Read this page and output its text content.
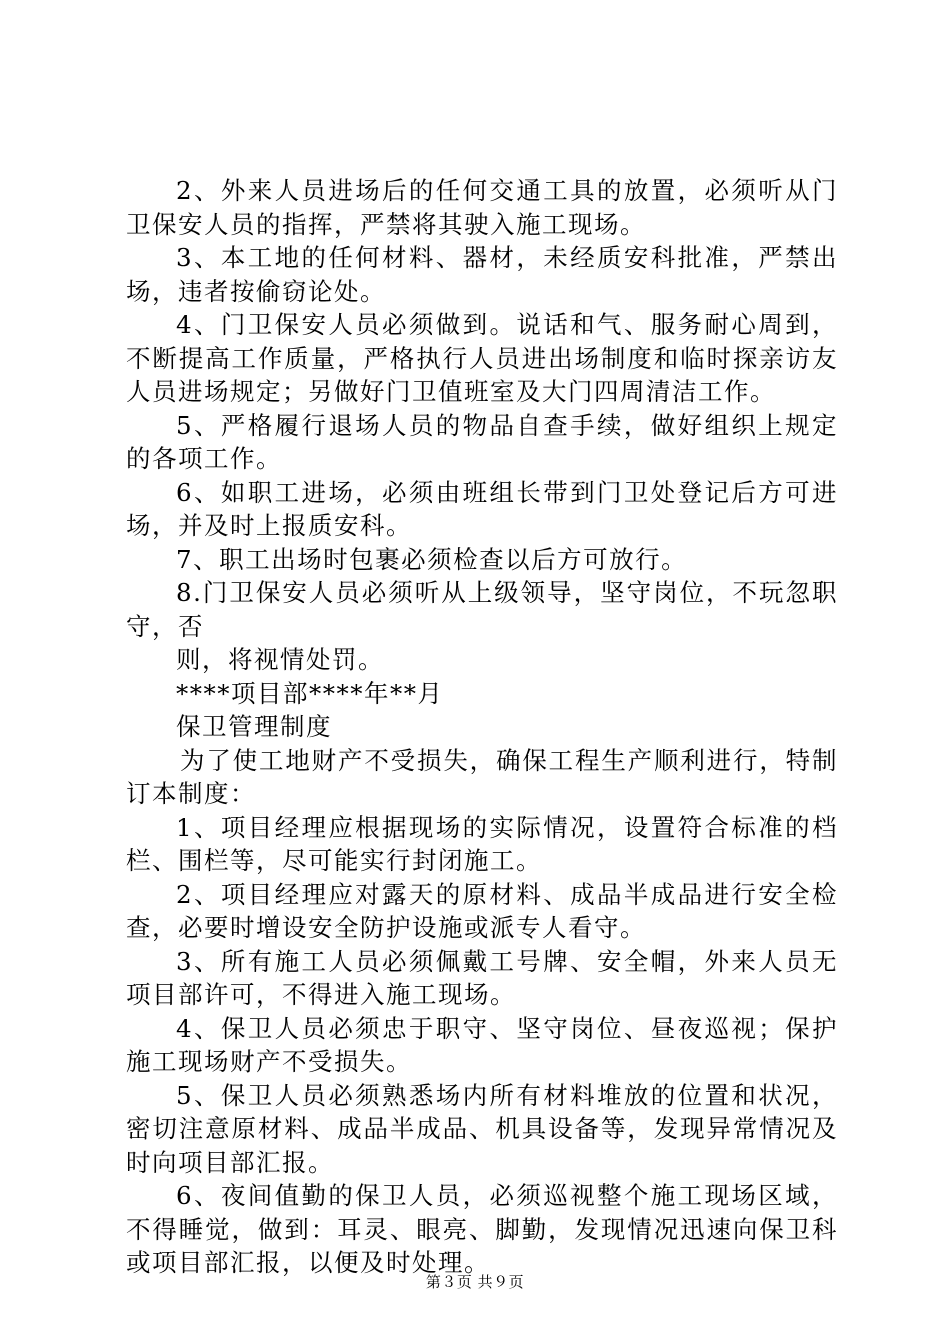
2、外来人员进场后的任何交通工具的放置，必须听从门卫保安人员的指挥，严禁将其驶入施工现场。

3、本工地的任何材料、器材，未经质安科批准，严禁出场，违者按偷窃论处。

4、门卫保安人员必须做到。说话和气、服务耐心周到，不断提高工作质量，严格执行人员进出场制度和临时探亲访友人员进场规定；另做好门卫值班室及大门四周清洁工作。

5、严格履行退场人员的物品自查手续，做好组织上规定的各项工作。

6、如职工进场，必须由班组长带到门卫处登记后方可进场，并及时上报质安科。

7、职工出场时包裹必须检查以后方可放行。

8.门卫保安人员必须听从上级领导，坚守岗位，不玩忽职守，否

则，将视情处罚。

****项目部****年**月

保卫管理制度

为了使工地财产不受损失，确保工程生产顺利进行，特制订本制度：

1、项目经理应根据现场的实际情况，设置符合标准的档栏、围栏等，尽可能实行封闭施工。

2、项目经理应对露天的原材料、成品半成品进行安全检查，必要时增设安全防护设施或派专人看守。

3、所有施工人员必须佩戴工号牌、安全帽，外来人员无项目部许可，不得进入施工现场。

4、保卫人员必须忠于职守、坚守岗位、昼夜巡视；保护施工现场财产不受损失。

5、保卫人员必须熟悉场内所有材料堆放的位置和状况，密切注意原材料、成品半成品、机具设备等，发现异常情况及时向项目部汇报。

6、夜间值勤的保卫人员，必须巡视整个施工现场区域，不得睡觉，做到：耳灵、眼亮、脚勤，发现情况迅速向保卫科或项目部汇报，以便及时处理。

第３页 共９页
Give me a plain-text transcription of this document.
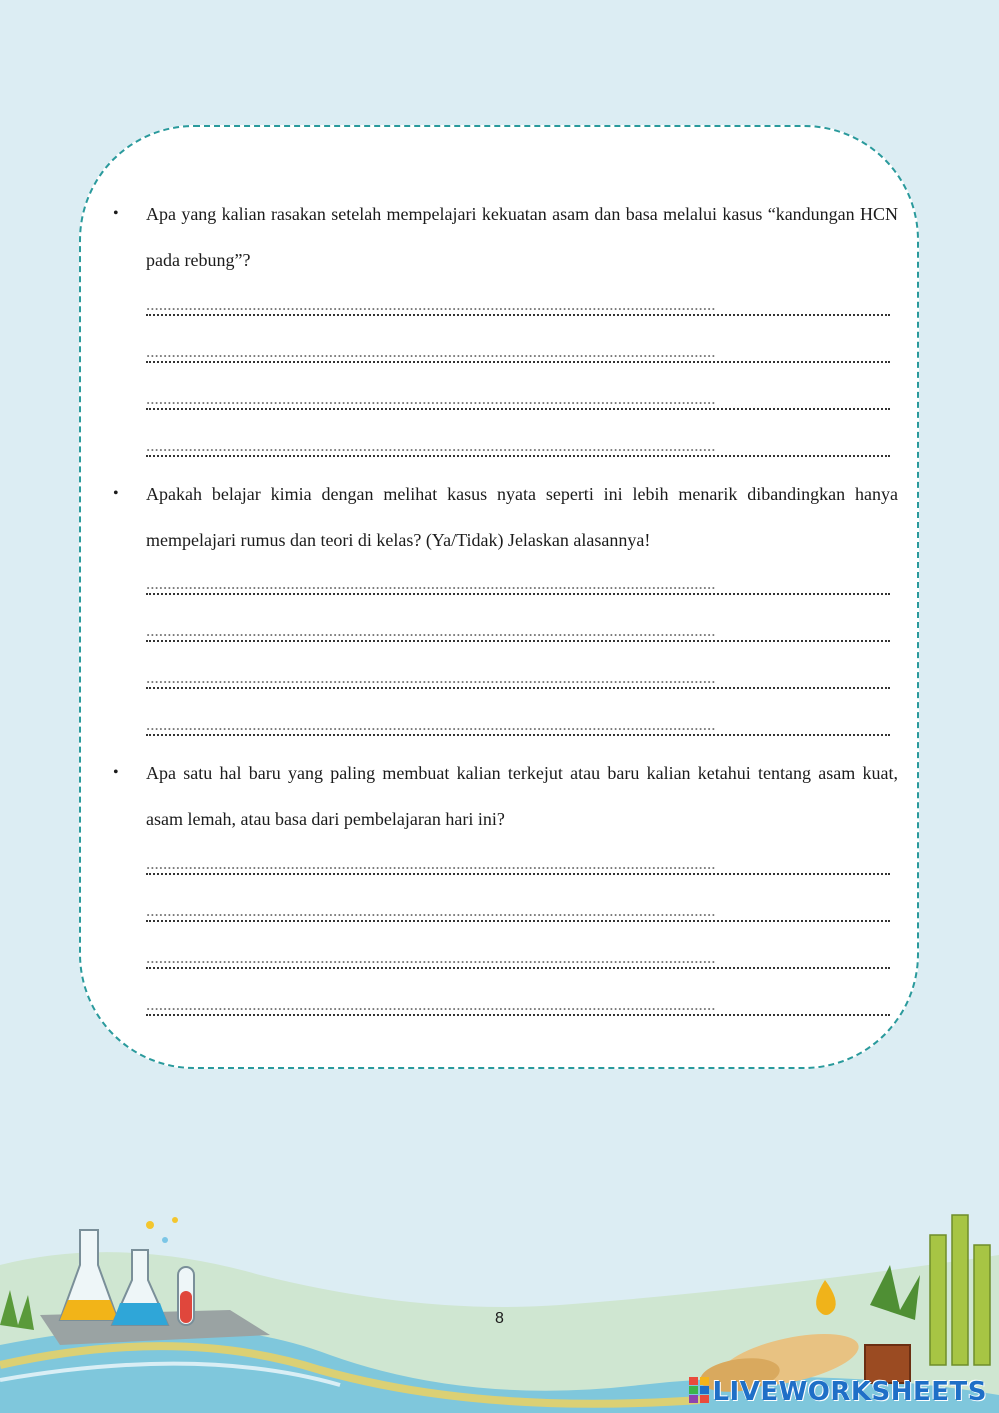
• Apa yang kalian rasakan setelah mempelajari kekuatan asam dan basa melalui kasus “kandungan HCN pada rebung”?
......................................................................................................................................
......................................................................................................................................
......................................................................................................................................
......................................................................................................................................
• Apakah belajar kimia dengan melihat kasus nyata seperti ini lebih menarik dibandingkan hanya mempelajari rumus dan teori di kelas? (Ya/Tidak) Jelaskan alasannya!
......................................................................................................................................
......................................................................................................................................
......................................................................................................................................
......................................................................................................................................
• Apa satu hal baru yang paling membuat kalian terkejut atau baru kalian ketahui tentang asam kuat, asam lemah, atau basa dari pembelajaran hari ini?
......................................................................................................................................
......................................................................................................................................
......................................................................................................................................
......................................................................................................................................
8
LIVEWORKSHEETS
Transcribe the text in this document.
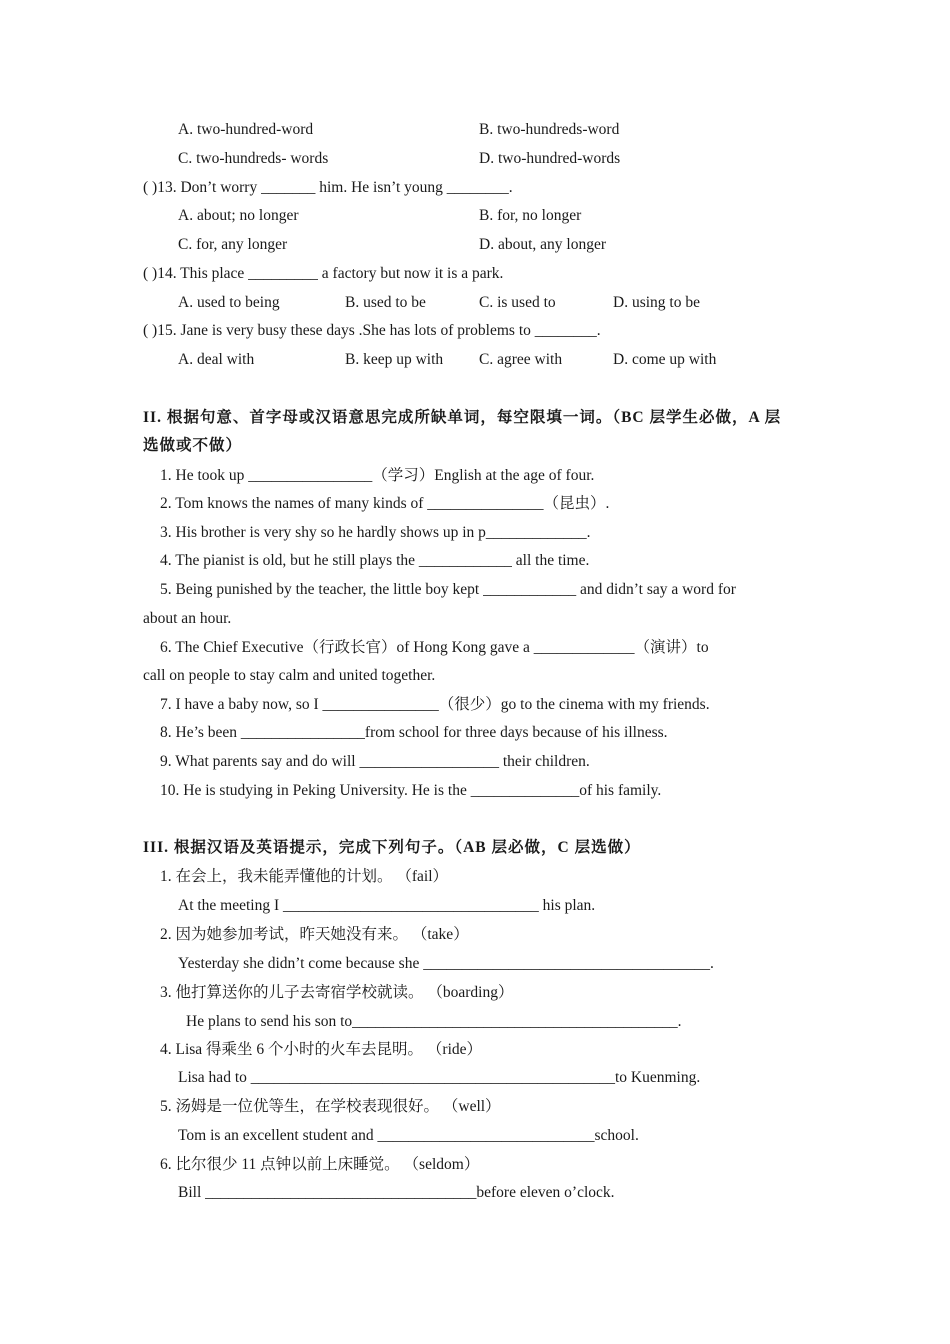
A. two-hundred-word	B. two-hundreds-word
C. two-hundreds- words	D. two-hundred-words
( )13. Don’t worry _______ him. He isn’t young ________.
A. about; no longer	B. for, no longer
C. for, any longer	D. about, any longer
( )14. This place _________ a factory but now it is a park.
A. used to being	B. used to be	C. is used to	D. using to be
( )15. Jane is very busy these days .She has lots of problems to ________.
A. deal with	B. keep up with C. agree with	D. come up with
II. 根据句意、首字母或汉语意思完成所缺单词，每空限填一词。（BC 层学生必做，A 层
选做或不做）
1. He took up ________________（学习）English at the age of four.
2. Tom knows the names of many kinds of _______________（昆虫）.
3. His brother is very shy so he hardly shows up in p_____________.
4. The pianist is old, but he still plays the ____________ all the time.
5. Being punished by the teacher, the little boy kept ____________ and didn’t say a word for
about an hour.
6. The Chief Executive（行政长官）of Hong Kong gave a _____________（演讲）to
call on people to stay calm and united together.
7. I have a baby now, so I _______________（很少）go to the cinema with my friends.
8. He’s been ________________from school for three days because of his illness.
9. What parents say and do will __________________ their children.
10. He is studying in Peking University. He is the ______________of his family.
III. 根据汉语及英语提示，完成下列句子。（AB 层必做，C 层选做）
1. 在会上，我未能弄懂他的计划。 （fail）
At the meeting I _________________________________ his plan.
2. 因为她参加考试，昨天她没有来。 （take）
Yesterday she didn’t come because she _____________________________________.
3. 他打算送你的儿子去寄宿学校就读。 （boarding）
He plans to send his son to__________________________________________.
4. Lisa 得乘坐 6 个小时的火车去昆明。 （ride）
Lisa had to _______________________________________________to Kuenming.
5. 汤姆是一位优等生，在学校表现很好。 （well）
Tom is an excellent student and ____________________________school.
6. 比尔很少 11 点钟以前上床睡觉。 （seldom）
Bill ___________________________________before eleven o’clock.
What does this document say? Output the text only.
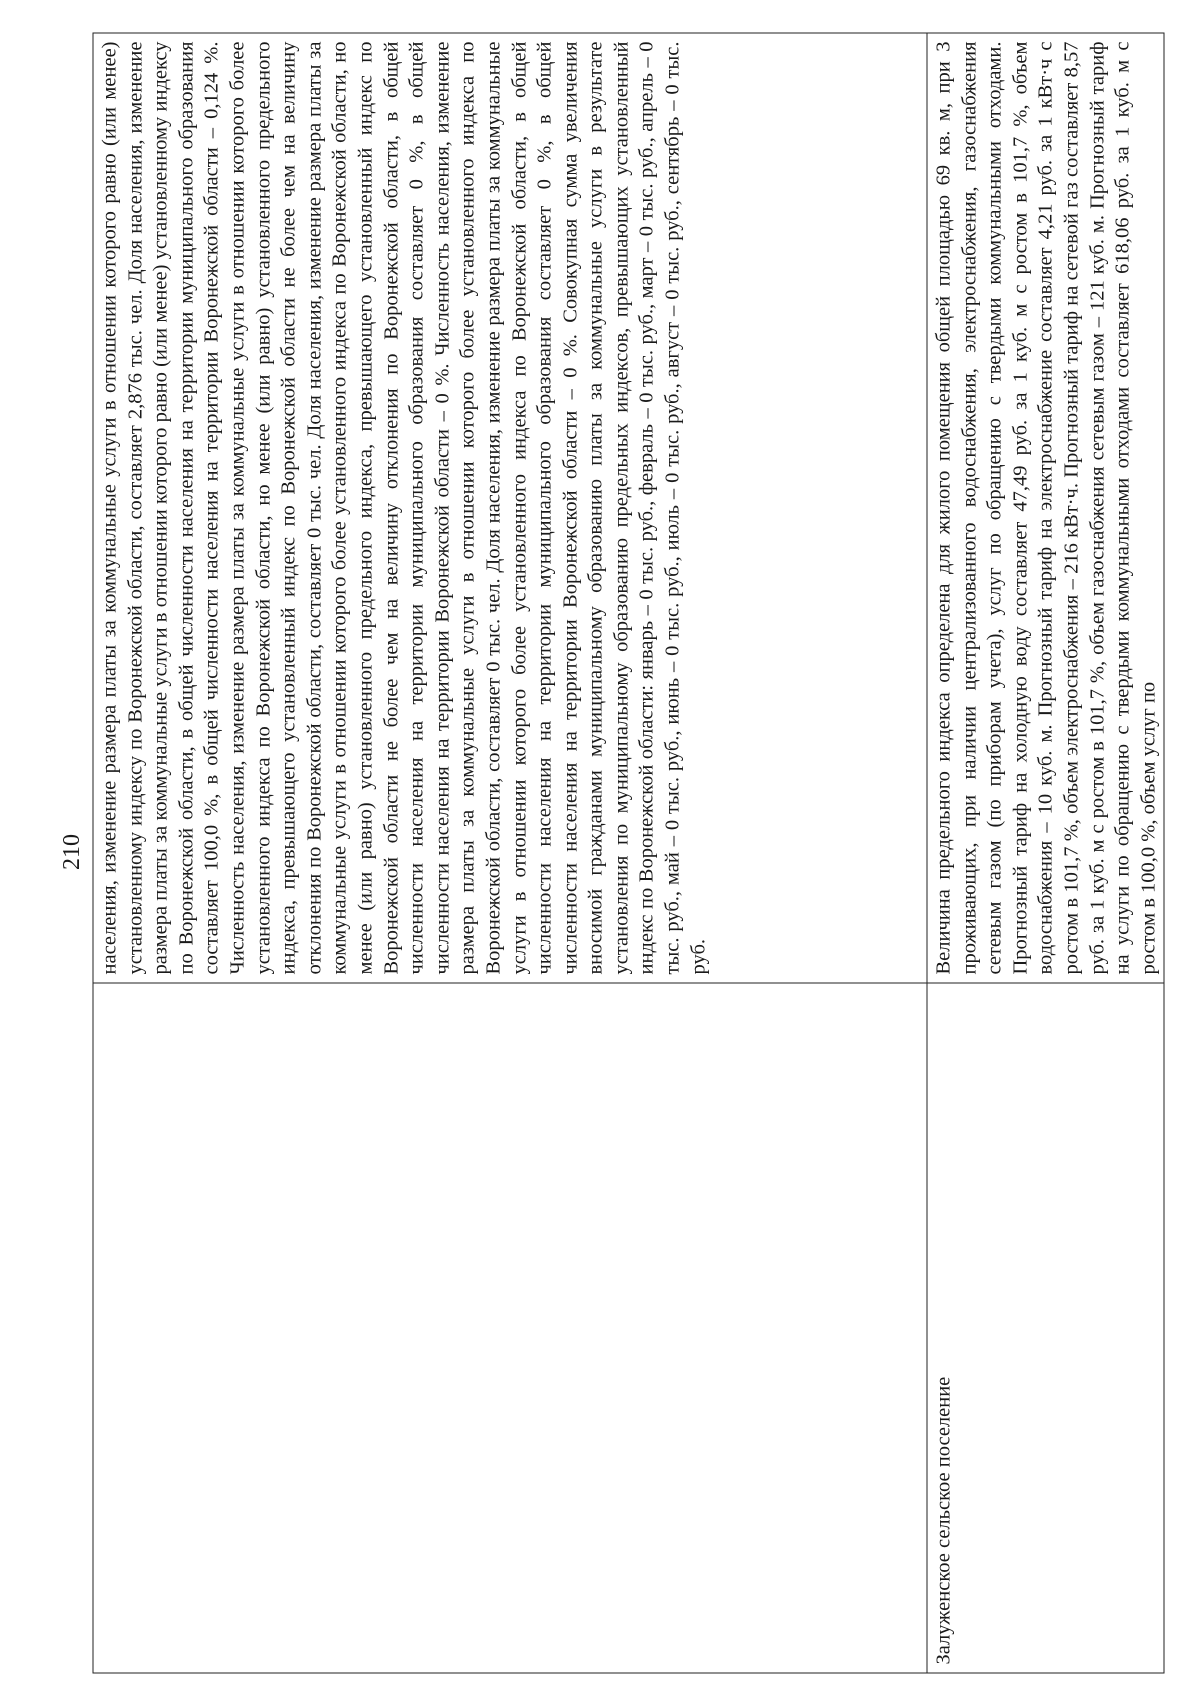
210
	населения, изменение размера платы за коммунальные услуги в отношении которого равно (или менее) установленному индексу по Воронежской области, составляет 2,876 тыс. чел. Доля населения, изменение размера платы за коммунальные услуги в отношении которого равно (или менее) установленному индексу по Воронежской области, в общей численности населения на территории муниципального образования составляет 100,0 %, в общей численности населения на территории Воронежской области – 0,124 %. Численность населения, изменение размера платы за коммунальные услуги в отношении которого более установленного индекса по Воронежской области, но менее (или равно) установленного предельного индекса, превышающего установленный индекс по Воронежской области не более чем на величину отклонения по Воронежской области, составляет 0 тыс. чел. Доля населения, изменение размера платы за коммунальные услуги в отношении которого более установленного индекса по Воронежской области, но менее (или равно) установленного предельного индекса, превышающего установленный индекс по Воронежской области не более чем на величину отклонения по Воронежской области, в общей численности населения на территории муниципального образования составляет 0 %, в общей численности населения на территории Воронежской области – 0 %. Численность населения, изменение размера платы за коммунальные услуги в отношении которого более установленного индекса по Воронежской области, составляет 0 тыс. чел. Доля населения, изменение размера платы за коммунальные услуги в отношении которого более установленного индекса по Воронежской области, в общей численности населения на территории муниципального образования составляет 0 %, в общей численности населения на территории Воронежской области – 0 %. Совокупная сумма увеличения вносимой гражданами муниципальному образованию платы за коммунальные услуги в результате установления по муниципальному образованию предельных индексов, превышающих установленный индекс по Воронежской области: январь – 0 тыс. руб., февраль – 0 тыс. руб., март – 0 тыс. руб., апрель – 0 тыс. руб., май – 0 тыс. руб., июнь – 0 тыс. руб., июль – 0 тыс. руб., август – 0 тыс. руб., сентябрь – 0 тыс. руб.
Залуженское сельское поселение	Величина предельного индекса определена для жилого помещения общей площадью 69 кв. м, при 3 проживающих, при наличии централизованного водоснабжения, электроснабжения, газоснабжения сетевым газом (по приборам учета), услуг по обращению с твердыми коммунальными отходами. Прогнозный тариф на холодную воду составляет 47,49 руб. за 1 куб. м с ростом в 101,7 %, объем водоснабжения – 10 куб. м. Прогнозный тариф на электроснабжение составляет 4,21 руб. за 1 кВт·ч с ростом в 101,7 %, объем электроснабжения – 216 кВт·ч. Прогнозный тариф на сетевой газ составляет 8,57 руб. за 1 куб. м с ростом в 101,7 %, объем газоснабжения сетевым газом – 121 куб. м. Прогнозный тариф на услуги по обращению с твердыми коммунальными отходами составляет 618,06 руб. за 1 куб. м с ростом в 100,0 %, объем услуг по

=======

Look through the data and gather every line with the string "text" in it.

Read this page and output its text content.
Give me a plain-text transcription of this document.
Transcribe the text in this document.
What does this document say? Output the text only.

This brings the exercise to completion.